» **WHAT YOU ARE ASKED TO DO**:
Select, from the material below, each line with "name" in it.

>> Start ITEMS

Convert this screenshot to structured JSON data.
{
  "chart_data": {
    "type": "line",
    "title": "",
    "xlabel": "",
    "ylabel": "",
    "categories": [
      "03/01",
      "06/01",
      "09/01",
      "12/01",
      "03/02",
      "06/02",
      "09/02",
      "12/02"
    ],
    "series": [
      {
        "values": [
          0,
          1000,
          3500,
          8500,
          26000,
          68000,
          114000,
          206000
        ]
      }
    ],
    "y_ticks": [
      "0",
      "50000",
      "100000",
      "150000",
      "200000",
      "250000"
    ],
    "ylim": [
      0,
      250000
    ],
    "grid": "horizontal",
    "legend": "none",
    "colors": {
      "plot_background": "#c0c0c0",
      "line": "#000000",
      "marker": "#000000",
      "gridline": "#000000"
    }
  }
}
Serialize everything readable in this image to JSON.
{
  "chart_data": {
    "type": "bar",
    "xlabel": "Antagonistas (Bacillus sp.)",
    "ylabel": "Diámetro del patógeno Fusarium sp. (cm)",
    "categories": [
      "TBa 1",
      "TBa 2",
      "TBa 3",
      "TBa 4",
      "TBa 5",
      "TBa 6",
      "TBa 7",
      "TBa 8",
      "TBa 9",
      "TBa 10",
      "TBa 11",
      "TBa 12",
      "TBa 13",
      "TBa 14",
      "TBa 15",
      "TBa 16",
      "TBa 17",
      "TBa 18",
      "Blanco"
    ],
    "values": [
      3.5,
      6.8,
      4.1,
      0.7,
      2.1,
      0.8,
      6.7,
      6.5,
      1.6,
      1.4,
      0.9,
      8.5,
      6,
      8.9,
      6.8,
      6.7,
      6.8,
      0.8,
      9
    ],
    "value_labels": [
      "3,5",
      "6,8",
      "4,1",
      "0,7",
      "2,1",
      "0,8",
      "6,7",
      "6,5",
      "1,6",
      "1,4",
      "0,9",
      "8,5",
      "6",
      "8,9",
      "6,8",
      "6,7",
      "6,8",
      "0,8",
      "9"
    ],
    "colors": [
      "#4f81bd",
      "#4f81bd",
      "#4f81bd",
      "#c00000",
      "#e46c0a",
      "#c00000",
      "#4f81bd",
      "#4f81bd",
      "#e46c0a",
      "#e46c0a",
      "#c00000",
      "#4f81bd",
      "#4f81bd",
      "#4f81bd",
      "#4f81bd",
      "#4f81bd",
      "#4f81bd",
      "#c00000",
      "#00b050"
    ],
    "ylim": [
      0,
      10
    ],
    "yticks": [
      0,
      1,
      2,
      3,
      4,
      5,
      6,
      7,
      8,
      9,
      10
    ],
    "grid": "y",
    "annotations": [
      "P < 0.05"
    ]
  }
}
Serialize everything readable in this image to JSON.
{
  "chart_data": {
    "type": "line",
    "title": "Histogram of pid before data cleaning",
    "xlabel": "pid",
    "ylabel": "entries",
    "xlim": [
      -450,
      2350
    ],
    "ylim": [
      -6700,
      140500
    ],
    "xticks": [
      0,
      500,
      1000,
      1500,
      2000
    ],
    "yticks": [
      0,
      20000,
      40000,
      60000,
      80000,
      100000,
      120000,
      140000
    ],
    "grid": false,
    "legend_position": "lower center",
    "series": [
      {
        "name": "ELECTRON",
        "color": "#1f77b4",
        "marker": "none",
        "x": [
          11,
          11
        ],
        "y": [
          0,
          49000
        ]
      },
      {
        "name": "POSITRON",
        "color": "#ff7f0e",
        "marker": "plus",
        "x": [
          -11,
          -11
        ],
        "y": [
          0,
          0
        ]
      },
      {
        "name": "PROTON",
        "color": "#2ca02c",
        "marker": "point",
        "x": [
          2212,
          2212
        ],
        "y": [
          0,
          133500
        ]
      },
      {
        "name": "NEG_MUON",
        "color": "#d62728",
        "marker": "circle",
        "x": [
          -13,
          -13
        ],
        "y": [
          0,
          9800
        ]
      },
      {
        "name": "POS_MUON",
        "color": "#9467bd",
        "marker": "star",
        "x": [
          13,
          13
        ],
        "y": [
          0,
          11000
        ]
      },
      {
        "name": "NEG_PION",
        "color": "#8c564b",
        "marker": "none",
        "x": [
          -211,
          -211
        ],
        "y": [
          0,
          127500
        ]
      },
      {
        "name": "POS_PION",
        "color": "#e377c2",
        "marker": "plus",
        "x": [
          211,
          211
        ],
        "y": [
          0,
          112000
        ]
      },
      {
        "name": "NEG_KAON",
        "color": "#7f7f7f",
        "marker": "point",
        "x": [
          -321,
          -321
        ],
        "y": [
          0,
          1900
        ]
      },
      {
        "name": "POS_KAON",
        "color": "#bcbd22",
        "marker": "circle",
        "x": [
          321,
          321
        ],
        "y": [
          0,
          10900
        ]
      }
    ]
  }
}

>> End ITEMS

» **WRITTEN SOLUTION**:
        "name": "ELECTRON",
        "name": "POSITRON",
        "name": "PROTON",
        "name": "NEG_MUON",
        "name": "POS_MUON",
        "name": "NEG_PION",
        "name": "POS_PION",
        "name": "NEG_KAON",
        "name": "POS_KAON",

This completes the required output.